Look for the word "одновременно" in the entries below, then copy every line that has it.

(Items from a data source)
------------------------

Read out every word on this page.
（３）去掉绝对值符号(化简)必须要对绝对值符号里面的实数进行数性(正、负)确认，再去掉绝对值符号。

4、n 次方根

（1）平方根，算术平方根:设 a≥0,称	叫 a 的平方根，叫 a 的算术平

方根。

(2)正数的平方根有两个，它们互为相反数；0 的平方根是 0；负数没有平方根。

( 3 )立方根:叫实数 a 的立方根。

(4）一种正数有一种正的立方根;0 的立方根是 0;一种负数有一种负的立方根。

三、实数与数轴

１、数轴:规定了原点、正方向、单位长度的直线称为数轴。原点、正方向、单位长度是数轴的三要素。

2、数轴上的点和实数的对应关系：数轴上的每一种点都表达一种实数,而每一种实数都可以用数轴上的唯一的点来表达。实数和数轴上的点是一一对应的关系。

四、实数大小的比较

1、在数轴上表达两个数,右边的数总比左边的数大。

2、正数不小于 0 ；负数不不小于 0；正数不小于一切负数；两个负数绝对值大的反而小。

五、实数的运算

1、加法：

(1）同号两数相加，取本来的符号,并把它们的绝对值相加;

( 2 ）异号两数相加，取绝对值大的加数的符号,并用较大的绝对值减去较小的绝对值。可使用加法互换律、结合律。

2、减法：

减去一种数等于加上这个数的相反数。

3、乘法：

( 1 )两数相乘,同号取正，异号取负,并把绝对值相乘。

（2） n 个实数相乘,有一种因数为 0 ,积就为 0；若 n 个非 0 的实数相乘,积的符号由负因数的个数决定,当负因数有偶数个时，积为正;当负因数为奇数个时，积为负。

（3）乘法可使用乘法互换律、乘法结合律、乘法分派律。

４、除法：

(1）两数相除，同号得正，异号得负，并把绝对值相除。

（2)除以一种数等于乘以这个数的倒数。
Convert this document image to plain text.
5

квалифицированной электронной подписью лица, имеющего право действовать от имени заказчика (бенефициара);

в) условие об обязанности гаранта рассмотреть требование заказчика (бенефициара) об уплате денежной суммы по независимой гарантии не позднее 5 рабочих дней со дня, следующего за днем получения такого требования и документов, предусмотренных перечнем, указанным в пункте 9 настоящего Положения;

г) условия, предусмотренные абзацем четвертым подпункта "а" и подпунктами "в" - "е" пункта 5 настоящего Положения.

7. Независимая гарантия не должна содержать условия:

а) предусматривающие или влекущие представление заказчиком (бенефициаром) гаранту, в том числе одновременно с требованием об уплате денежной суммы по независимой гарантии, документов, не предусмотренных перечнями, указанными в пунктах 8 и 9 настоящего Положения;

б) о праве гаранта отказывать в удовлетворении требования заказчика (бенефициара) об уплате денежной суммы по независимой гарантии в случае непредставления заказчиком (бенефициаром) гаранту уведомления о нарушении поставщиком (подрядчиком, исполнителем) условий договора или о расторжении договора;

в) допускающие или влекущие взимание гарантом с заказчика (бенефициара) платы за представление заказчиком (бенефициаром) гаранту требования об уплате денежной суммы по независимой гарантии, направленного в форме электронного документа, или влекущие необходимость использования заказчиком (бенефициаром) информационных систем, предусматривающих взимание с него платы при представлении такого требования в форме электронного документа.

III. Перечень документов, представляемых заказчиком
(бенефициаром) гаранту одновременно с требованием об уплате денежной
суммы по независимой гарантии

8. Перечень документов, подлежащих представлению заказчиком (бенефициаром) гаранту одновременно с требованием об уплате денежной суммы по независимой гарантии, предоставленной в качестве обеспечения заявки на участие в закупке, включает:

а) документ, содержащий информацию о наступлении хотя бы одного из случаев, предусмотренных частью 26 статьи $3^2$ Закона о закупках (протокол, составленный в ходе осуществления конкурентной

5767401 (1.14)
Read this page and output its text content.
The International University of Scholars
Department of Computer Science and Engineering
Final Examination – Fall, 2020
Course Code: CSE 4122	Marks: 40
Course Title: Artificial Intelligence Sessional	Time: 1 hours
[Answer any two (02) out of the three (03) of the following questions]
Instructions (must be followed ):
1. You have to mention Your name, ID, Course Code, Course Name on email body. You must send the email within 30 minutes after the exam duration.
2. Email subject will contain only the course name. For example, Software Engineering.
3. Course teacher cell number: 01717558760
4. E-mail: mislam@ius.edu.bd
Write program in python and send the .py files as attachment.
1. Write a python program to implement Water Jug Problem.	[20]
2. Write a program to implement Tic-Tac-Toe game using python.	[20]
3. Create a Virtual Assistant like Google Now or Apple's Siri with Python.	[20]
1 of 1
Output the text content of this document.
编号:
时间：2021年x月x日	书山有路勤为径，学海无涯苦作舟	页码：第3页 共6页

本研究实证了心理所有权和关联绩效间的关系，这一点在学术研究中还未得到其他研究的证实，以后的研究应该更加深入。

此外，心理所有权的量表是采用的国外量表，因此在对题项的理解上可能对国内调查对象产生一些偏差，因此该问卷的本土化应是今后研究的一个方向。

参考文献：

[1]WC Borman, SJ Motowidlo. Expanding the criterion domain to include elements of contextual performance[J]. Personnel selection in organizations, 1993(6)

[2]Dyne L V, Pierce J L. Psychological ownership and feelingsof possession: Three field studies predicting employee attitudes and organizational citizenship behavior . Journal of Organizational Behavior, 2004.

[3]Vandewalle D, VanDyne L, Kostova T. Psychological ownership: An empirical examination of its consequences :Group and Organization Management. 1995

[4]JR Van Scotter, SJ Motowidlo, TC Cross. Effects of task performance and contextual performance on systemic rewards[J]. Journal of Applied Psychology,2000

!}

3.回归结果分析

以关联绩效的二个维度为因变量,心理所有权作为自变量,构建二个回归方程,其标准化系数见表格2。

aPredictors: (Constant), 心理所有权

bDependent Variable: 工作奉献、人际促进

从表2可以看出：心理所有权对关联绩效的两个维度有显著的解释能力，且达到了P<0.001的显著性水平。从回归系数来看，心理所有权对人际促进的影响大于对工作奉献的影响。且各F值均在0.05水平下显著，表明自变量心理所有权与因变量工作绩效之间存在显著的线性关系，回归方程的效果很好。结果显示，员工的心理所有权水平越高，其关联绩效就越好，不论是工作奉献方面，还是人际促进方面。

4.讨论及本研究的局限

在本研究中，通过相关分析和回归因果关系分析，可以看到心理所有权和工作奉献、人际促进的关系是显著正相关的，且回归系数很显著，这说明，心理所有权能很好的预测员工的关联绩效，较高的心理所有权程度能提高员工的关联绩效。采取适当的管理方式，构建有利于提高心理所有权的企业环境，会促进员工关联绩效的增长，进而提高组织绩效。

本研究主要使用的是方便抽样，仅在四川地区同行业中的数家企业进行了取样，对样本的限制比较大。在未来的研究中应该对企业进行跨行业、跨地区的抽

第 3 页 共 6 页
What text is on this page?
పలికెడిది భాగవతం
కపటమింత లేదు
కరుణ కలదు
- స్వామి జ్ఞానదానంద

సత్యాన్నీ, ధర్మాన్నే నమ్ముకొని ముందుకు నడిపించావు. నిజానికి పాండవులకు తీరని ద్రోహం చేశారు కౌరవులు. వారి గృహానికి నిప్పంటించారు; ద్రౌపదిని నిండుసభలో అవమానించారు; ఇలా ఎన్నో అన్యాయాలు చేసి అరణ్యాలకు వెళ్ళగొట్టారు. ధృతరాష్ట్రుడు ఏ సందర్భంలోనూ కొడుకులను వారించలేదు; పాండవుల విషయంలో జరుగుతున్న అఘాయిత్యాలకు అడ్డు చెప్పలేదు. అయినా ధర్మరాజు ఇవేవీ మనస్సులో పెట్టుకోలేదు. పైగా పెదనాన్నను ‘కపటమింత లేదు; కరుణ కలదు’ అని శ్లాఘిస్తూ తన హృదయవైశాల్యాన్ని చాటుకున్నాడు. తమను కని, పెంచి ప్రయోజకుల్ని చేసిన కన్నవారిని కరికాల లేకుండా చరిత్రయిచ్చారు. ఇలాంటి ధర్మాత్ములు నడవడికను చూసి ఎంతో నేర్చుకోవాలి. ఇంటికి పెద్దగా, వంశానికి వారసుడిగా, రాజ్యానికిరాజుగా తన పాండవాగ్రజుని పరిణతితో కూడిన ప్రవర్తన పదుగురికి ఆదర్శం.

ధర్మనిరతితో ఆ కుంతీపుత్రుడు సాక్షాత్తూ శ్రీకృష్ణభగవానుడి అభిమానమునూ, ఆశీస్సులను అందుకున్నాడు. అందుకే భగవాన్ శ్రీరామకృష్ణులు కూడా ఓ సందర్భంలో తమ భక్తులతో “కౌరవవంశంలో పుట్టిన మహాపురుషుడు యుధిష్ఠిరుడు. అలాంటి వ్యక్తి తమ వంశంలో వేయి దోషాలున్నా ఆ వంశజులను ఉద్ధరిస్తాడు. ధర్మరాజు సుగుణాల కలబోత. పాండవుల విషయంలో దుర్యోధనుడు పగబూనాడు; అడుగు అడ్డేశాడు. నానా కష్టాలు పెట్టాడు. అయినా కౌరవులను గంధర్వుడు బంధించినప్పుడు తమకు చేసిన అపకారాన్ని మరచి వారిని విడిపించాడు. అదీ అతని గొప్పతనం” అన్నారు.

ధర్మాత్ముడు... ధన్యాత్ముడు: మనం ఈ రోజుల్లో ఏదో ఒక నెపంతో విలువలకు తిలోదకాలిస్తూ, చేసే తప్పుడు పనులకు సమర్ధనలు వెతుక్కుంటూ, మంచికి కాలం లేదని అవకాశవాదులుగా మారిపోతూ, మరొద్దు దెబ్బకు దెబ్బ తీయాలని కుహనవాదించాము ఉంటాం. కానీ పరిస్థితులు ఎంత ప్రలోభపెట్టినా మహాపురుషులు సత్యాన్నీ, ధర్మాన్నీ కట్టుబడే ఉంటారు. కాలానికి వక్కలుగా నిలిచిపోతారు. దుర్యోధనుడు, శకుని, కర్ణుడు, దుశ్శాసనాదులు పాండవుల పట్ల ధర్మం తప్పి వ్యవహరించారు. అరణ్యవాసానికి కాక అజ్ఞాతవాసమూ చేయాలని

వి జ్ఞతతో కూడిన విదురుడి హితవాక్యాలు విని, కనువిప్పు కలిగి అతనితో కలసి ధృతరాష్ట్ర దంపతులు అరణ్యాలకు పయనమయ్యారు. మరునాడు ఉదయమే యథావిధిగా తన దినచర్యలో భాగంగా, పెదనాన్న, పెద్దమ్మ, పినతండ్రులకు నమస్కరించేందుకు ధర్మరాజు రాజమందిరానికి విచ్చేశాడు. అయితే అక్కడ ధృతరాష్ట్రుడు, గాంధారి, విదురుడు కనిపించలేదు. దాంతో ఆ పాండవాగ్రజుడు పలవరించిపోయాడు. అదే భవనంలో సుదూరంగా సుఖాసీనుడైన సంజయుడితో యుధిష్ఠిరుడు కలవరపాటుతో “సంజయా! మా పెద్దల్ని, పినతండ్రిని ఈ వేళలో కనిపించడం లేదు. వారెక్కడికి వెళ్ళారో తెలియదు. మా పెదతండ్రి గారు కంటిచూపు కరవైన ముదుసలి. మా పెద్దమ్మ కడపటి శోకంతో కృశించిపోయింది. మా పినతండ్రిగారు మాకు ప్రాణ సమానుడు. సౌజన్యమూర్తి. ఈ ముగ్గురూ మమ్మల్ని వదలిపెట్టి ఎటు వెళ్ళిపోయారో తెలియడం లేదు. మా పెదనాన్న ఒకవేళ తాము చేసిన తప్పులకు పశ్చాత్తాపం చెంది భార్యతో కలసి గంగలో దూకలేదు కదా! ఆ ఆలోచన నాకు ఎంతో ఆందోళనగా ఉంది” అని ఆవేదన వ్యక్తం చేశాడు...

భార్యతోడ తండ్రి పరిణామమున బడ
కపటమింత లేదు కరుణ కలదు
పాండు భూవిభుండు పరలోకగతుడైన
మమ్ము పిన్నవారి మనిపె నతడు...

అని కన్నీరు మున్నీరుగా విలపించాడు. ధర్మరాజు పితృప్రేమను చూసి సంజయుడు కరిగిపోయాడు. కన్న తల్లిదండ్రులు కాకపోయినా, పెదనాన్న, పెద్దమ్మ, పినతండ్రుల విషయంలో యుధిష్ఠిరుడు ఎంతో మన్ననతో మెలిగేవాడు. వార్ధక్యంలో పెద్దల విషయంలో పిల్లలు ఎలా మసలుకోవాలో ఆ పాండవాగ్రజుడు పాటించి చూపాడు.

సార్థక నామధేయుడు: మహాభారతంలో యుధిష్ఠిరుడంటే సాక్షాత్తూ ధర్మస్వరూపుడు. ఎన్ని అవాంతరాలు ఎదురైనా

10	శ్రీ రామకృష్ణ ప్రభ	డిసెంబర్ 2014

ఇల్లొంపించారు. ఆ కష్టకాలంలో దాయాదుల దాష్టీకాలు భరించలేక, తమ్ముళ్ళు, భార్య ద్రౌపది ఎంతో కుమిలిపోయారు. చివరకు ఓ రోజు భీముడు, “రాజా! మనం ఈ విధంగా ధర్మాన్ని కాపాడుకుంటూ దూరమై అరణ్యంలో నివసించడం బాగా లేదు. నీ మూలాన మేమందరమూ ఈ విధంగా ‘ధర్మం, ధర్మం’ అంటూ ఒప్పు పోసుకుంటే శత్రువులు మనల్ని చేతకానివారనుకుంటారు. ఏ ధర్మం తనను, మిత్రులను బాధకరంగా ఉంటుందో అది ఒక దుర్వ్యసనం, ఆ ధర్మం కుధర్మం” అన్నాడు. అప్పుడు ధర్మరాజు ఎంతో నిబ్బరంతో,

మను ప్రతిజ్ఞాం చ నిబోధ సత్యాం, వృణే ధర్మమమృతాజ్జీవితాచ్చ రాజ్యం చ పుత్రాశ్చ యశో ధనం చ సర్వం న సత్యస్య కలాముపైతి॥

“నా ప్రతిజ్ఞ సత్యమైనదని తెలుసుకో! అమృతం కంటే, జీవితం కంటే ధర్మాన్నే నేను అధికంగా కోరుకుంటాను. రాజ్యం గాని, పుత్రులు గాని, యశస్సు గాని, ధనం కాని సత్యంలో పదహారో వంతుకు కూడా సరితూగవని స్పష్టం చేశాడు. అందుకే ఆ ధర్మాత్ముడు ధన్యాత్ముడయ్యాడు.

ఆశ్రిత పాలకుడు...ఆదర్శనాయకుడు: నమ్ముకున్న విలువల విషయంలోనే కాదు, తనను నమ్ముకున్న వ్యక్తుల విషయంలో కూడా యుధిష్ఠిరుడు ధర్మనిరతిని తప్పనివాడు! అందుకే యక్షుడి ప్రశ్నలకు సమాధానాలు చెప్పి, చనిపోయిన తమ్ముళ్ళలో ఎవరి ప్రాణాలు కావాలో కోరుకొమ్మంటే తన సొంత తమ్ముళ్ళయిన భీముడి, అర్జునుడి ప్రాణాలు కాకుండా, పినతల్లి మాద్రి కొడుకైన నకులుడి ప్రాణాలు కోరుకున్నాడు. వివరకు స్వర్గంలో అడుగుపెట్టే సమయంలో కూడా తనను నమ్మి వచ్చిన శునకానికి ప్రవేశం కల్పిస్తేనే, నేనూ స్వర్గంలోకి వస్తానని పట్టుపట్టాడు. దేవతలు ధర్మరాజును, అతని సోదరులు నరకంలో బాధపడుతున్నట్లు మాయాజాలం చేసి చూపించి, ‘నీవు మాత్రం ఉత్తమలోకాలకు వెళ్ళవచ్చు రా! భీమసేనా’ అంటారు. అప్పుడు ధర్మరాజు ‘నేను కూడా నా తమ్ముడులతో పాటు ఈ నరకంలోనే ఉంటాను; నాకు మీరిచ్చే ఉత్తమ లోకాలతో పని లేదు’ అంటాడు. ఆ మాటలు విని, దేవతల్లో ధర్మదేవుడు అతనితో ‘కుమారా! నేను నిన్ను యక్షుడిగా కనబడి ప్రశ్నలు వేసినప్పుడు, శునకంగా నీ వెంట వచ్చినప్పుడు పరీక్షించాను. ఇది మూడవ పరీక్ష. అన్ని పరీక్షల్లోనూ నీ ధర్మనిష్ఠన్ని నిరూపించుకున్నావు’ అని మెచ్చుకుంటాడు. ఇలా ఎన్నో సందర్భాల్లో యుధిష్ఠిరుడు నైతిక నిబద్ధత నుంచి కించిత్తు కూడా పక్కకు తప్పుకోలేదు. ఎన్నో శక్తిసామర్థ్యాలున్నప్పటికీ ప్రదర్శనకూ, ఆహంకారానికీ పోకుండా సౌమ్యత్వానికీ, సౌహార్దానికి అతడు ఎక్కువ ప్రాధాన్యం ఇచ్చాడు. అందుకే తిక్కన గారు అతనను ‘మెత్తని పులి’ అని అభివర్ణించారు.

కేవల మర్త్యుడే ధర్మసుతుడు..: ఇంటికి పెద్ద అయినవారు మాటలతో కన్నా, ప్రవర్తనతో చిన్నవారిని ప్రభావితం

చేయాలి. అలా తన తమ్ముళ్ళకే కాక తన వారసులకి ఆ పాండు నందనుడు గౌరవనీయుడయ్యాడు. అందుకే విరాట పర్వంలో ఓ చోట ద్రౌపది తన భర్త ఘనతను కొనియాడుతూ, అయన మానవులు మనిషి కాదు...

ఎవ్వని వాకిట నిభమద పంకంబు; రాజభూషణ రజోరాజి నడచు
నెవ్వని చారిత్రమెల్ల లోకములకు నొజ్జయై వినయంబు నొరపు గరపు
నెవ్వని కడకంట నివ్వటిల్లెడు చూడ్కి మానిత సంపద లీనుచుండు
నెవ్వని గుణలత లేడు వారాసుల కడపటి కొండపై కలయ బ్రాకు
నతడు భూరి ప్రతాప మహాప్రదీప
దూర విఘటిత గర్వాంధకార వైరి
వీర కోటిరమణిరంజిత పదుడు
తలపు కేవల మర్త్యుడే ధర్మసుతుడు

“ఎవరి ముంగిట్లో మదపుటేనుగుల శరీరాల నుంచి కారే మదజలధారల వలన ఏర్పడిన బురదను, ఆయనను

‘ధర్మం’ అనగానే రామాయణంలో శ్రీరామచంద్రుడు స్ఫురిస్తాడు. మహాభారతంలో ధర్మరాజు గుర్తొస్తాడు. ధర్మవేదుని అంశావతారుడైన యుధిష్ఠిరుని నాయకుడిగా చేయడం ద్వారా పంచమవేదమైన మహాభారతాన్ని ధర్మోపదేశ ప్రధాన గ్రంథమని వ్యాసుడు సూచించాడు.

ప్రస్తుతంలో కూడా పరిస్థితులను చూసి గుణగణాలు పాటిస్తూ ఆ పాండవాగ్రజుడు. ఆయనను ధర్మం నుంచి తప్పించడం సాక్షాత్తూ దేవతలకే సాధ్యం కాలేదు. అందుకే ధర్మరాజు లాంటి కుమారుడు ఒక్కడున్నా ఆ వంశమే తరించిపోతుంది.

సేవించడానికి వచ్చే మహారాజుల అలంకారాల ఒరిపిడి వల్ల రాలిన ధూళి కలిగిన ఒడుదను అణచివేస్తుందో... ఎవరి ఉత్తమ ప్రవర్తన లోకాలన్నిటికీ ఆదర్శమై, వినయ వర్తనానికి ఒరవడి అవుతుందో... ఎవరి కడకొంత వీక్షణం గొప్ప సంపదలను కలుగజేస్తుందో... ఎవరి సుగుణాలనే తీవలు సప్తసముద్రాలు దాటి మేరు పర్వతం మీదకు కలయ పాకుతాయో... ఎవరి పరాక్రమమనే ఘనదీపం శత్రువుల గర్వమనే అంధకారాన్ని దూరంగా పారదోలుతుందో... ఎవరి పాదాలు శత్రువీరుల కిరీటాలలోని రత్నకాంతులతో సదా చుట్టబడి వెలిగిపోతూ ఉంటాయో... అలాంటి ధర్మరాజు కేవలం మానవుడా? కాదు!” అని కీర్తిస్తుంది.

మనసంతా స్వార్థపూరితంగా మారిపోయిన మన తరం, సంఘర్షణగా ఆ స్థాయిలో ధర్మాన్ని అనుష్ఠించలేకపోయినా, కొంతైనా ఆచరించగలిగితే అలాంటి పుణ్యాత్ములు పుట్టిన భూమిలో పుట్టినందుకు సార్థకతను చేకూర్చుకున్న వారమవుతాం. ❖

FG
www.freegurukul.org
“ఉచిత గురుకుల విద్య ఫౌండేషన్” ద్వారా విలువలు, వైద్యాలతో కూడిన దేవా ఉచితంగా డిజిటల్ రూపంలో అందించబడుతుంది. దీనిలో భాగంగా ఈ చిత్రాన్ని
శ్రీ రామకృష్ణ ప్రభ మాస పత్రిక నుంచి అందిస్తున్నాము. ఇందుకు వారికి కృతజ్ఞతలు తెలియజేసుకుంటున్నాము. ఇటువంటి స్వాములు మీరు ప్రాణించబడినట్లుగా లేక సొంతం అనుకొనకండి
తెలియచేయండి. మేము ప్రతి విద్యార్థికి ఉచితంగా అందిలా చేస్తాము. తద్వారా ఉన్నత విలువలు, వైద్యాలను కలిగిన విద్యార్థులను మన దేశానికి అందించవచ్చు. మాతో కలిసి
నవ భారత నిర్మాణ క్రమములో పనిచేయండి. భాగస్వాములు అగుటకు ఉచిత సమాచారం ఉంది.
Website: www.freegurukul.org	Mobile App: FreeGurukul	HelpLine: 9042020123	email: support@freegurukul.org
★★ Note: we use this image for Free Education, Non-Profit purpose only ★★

------------------------

Output for this task ::
а) предусматривающие или влекущие представление заказчиком (бенефициаром) гаранту, в том числе одновременно с требованием об уплате денежной суммы по независимой гарантии, документов, не предусмотренных перечнями, указанными в пунктах 8 и 9 настоящего Положения;
(бенефициаром) гаранту одновременно с требованием об уплате денежной
8. Перечень документов, подлежащих представлению заказчиком (бенефициаром) гаранту одновременно с требованием об уплате денежной суммы по независимой гарантии, предоставленной в качестве обеспечения заявки на участие в закупке, включает:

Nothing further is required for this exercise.